Task to carry out:
Every line of the listing must be reproduced as it stands. Leave the images behind.

Items from a data source:
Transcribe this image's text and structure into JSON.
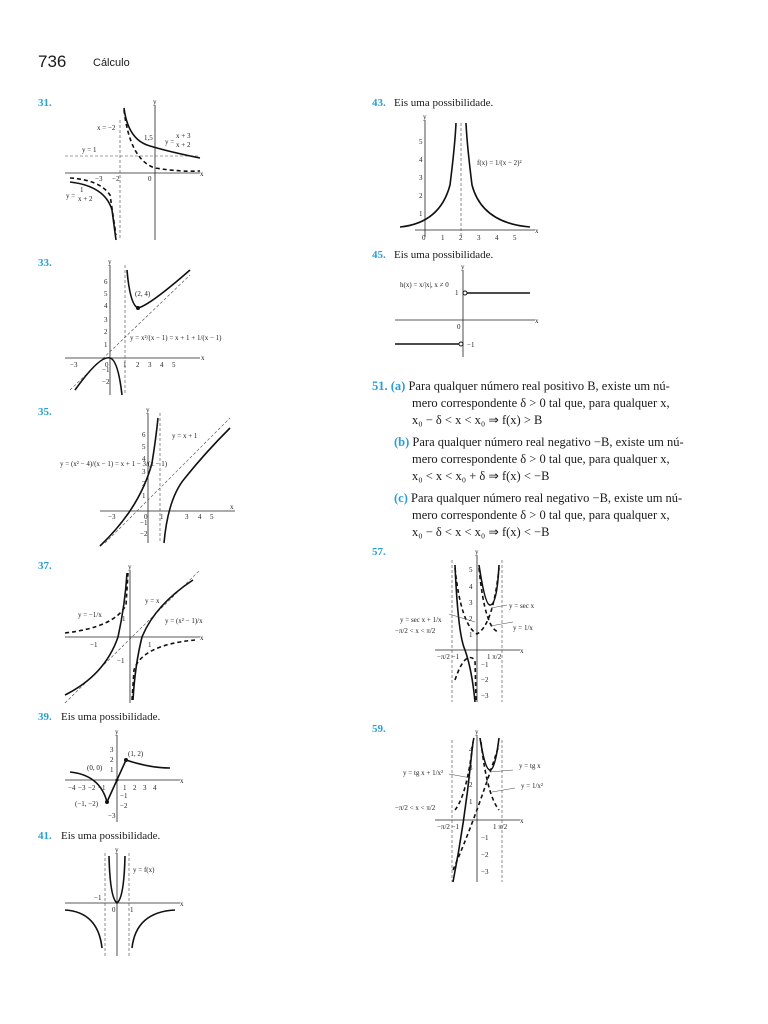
{
  "header": {
    "page_number": "736",
    "title": "Cálculo"
  },
  "problems": {
    "p31": {
      "num": "31.",
      "labels": {
        "xm2": "x = −2",
        "y1": "y = 1",
        "f1": "y =",
        "f1n": "x + 3",
        "f1d": "x + 2",
        "f2": "y =",
        "f2n": "1",
        "f2d": "x + 2",
        "t15": "1,5",
        "tm3": "−3",
        "tm2": "−2",
        "t0": "0",
        "x": "x",
        "y": "y"
      }
    },
    "p33": {
      "num": "33.",
      "labels": {
        "pt": "(2, 4)",
        "eq": "y = x²/(x − 1) = x + 1 + 1/(x − 1)",
        "ticks_y": [
          "6",
          "5",
          "4",
          "3",
          "2",
          "1",
          "−1",
          "−2"
        ],
        "ticks_x": [
          "−3",
          "0",
          "1",
          "2",
          "3",
          "4",
          "5"
        ],
        "x": "x",
        "y": "y"
      }
    },
    "p35": {
      "num": "35.",
      "labels": {
        "asym": "y = x + 1",
        "eq": "y = (x² − 4)/(x − 1) = x + 1 − 3/(x − 1)",
        "ticks_y": [
          "6",
          "5",
          "4",
          "3",
          "2",
          "1",
          "−1",
          "−2"
        ],
        "ticks_x": [
          "−3",
          "0",
          "1",
          "3",
          "4",
          "5"
        ],
        "x": "x",
        "y": "y"
      }
    },
    "p37": {
      "num": "37.",
      "labels": {
        "yx": "y = x",
        "f1": "y = −1/x",
        "f2": "y = (x² − 1)/x",
        "t1": "1",
        "tm1": "−1",
        "tx1": "1",
        "txm1": "−1",
        "x": "x",
        "y": "y"
      }
    },
    "p39": {
      "num": "39.",
      "caption": "Eis uma possibilidade.",
      "labels": {
        "p1": "(1, 2)",
        "p0": "(0, 0)",
        "pm": "(−1, −2)",
        "ticks_x": [
          "−4",
          "−3",
          "−2",
          "−1",
          "1",
          "2",
          "3",
          "4"
        ],
        "ticks_y": [
          "3",
          "2",
          "1",
          "−1",
          "−2",
          "−3"
        ],
        "x": "x",
        "y": "y"
      }
    },
    "p41": {
      "num": "41.",
      "caption": "Eis uma possibilidade.",
      "labels": {
        "f": "y = f(x)",
        "tm1": "−1",
        "t0": "0",
        "t1": "1",
        "x": "x",
        "y": "y"
      }
    },
    "p43": {
      "num": "43.",
      "caption": "Eis uma possibilidade.",
      "labels": {
        "f": "f(x) = 1/(x − 2)²",
        "ticks_x": [
          "0",
          "1",
          "2",
          "3",
          "4",
          "5"
        ],
        "ticks_y": [
          "5",
          "4",
          "3",
          "2",
          "1"
        ],
        "x": "x",
        "y": "y"
      }
    },
    "p45": {
      "num": "45.",
      "caption": "Eis uma possibilidade.",
      "labels": {
        "h": "h(x) = x/|x|, x ≠ 0",
        "t1": "1",
        "tm1": "−1",
        "t0": "0",
        "x": "x",
        "y": "y"
      }
    },
    "p51": {
      "num": "51.",
      "a": {
        "label": "(a)",
        "l1": "Para qualquer número real positivo B, existe um nú-",
        "l2": "mero correspondente δ > 0 tal que, para qualquer x,",
        "l3": "x₀ − δ < x < x₀ ⇒ f(x) > B"
      },
      "b": {
        "label": "(b)",
        "l1": "Para qualquer número real negativo −B, existe um nú-",
        "l2": "mero correspondente δ > 0 tal que, para qualquer x,",
        "l3": "x₀ < x < x₀ + δ ⇒ f(x) < −B"
      },
      "c": {
        "label": "(c)",
        "l1": "Para qualquer número real negativo −B, existe um nú-",
        "l2": "mero correspondente δ > 0 tal que, para qualquer x,",
        "l3": "x₀ − δ < x < x₀ ⇒ f(x) < −B"
      }
    },
    "p57": {
      "num": "57.",
      "labels": {
        "sum": "y = sec x + 1/x",
        "dom": "−π/2 < x < π/2",
        "sec": "y = sec x",
        "inv": "y = 1/x",
        "ticks_y": [
          "5",
          "4",
          "3",
          "2",
          "1",
          "−1",
          "−2",
          "−3"
        ],
        "tmpi": "−π/2 −1",
        "tpi": "1  π/2",
        "x": "x",
        "y": "y"
      }
    },
    "p59": {
      "num": "59.",
      "labels": {
        "sum": "y = tg x + 1/x²",
        "dom": "−π/2 < x < π/2",
        "tg": "y = tg x",
        "inv": "y = 1/x²",
        "ticks_y": [
          "4",
          "3",
          "2",
          "1",
          "−1",
          "−2",
          "−3"
        ],
        "tmpi": "−π/2 −1",
        "tpi": "1 π/2",
        "x": "x",
        "y": "y"
      }
    }
  }
}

Task output:
Transcribe this image's text and structure into JSON.
{
  "header": {
    "page_number": "736",
    "title": "Cálculo"
  },
  "problems": {
    "p31": {
      "num": "31.",
      "labels": {
        "xm2": "x = −2",
        "y1": "y = 1",
        "f1": "y =",
        "f1n": "x + 3",
        "f1d": "x + 2",
        "f2": "y =",
        "f2n": "1",
        "f2d": "x + 2",
        "t15": "1,5",
        "tm3": "−3",
        "tm2": "−2",
        "t0": "0",
        "x": "x",
        "y": "y"
      }
    },
    "p33": {
      "num": "33.",
      "labels": {
        "pt": "(2, 4)",
        "eq": "y = x²/(x − 1) = x + 1 + 1/(x − 1)",
        "ticks_y": [
          "6",
          "5",
          "4",
          "3",
          "2",
          "1",
          "−1",
          "−2"
        ],
        "ticks_x": [
          "−3",
          "0",
          "1",
          "2",
          "3",
          "4",
          "5"
        ],
        "x": "x",
        "y": "y"
      }
    },
    "p35": {
      "num": "35.",
      "labels": {
        "asym": "y = x + 1",
        "eq": "y = (x² − 4)/(x − 1) = x + 1 − 3/(x − 1)",
        "ticks_y": [
          "6",
          "5",
          "4",
          "3",
          "2",
          "1",
          "−1",
          "−2"
        ],
        "ticks_x": [
          "−3",
          "0",
          "1",
          "3",
          "4",
          "5"
        ],
        "x": "x",
        "y": "y"
      }
    },
    "p37": {
      "num": "37.",
      "labels": {
        "yx": "y = x",
        "f1": "y = −1/x",
        "f2": "y = (x² − 1)/x",
        "t1": "1",
        "tm1": "−1",
        "tx1": "1",
        "txm1": "−1",
        "x": "x",
        "y": "y"
      }
    },
    "p39": {
      "num": "39.",
      "caption": "Eis uma possibilidade.",
      "labels": {
        "p1": "(1, 2)",
        "p0": "(0, 0)",
        "pm": "(−1, −2)",
        "ticks_x": [
          "−4",
          "−3",
          "−2",
          "−1",
          "1",
          "2",
          "3",
          "4"
        ],
        "ticks_y": [
          "3",
          "2",
          "1",
          "−1",
          "−2",
          "−3"
        ],
        "x": "x",
        "y": "y"
      }
    },
    "p41": {
      "num": "41.",
      "caption": "Eis uma possibilidade.",
      "labels": {
        "f": "y = f(x)",
        "tm1": "−1",
        "t0": "0",
        "t1": "1",
        "x": "x",
        "y": "y"
      }
    },
    "p43": {
      "num": "43.",
      "caption": "Eis uma possibilidade.",
      "labels": {
        "f": "f(x) = 1/(x − 2)²",
        "ticks_x": [
          "0",
          "1",
          "2",
          "3",
          "4",
          "5"
        ],
        "ticks_y": [
          "5",
          "4",
          "3",
          "2",
          "1"
        ],
        "x": "x",
        "y": "y"
      }
    },
    "p45": {
      "num": "45.",
      "caption": "Eis uma possibilidade.",
      "labels": {
        "h": "h(x) = x/|x|, x ≠ 0",
        "t1": "1",
        "tm1": "−1",
        "t0": "0",
        "x": "x",
        "y": "y"
      }
    },
    "p51": {
      "num": "51.",
      "a": {
        "label": "(a)",
        "l1": "Para qualquer número real positivo B, existe um nú-",
        "l2": "mero correspondente δ > 0 tal que, para qualquer x,",
        "l3": "x₀ − δ < x < x₀ ⇒ f(x) > B"
      },
      "b": {
        "label": "(b)",
        "l1": "Para qualquer número real negativo −B, existe um nú-",
        "l2": "mero correspondente δ > 0 tal que, para qualquer x,",
        "l3": "x₀ < x < x₀ + δ ⇒ f(x) < −B"
      },
      "c": {
        "label": "(c)",
        "l1": "Para qualquer número real negativo −B, existe um nú-",
        "l2": "mero correspondente δ > 0 tal que, para qualquer x,",
        "l3": "x₀ − δ < x < x₀ ⇒ f(x) < −B"
      }
    },
    "p57": {
      "num": "57.",
      "labels": {
        "sum": "y = sec x + 1/x",
        "dom": "−π/2 < x < π/2",
        "sec": "y = sec x",
        "inv": "y = 1/x",
        "ticks_y": [
          "5",
          "4",
          "3",
          "2",
          "1",
          "−1",
          "−2",
          "−3"
        ],
        "tmpi": "−π/2 −1",
        "tpi": "1  π/2",
        "x": "x",
        "y": "y"
      }
    },
    "p59": {
      "num": "59.",
      "labels": {
        "sum": "y = tg x + 1/x²",
        "dom": "−π/2 < x < π/2",
        "tg": "y = tg x",
        "inv": "y = 1/x²",
        "ticks_y": [
          "4",
          "3",
          "2",
          "1",
          "−1",
          "−2",
          "−3"
        ],
        "tmpi": "−π/2 −1",
        "tpi": "1 π/2",
        "x": "x",
        "y": "y"
      }
    }
  }
}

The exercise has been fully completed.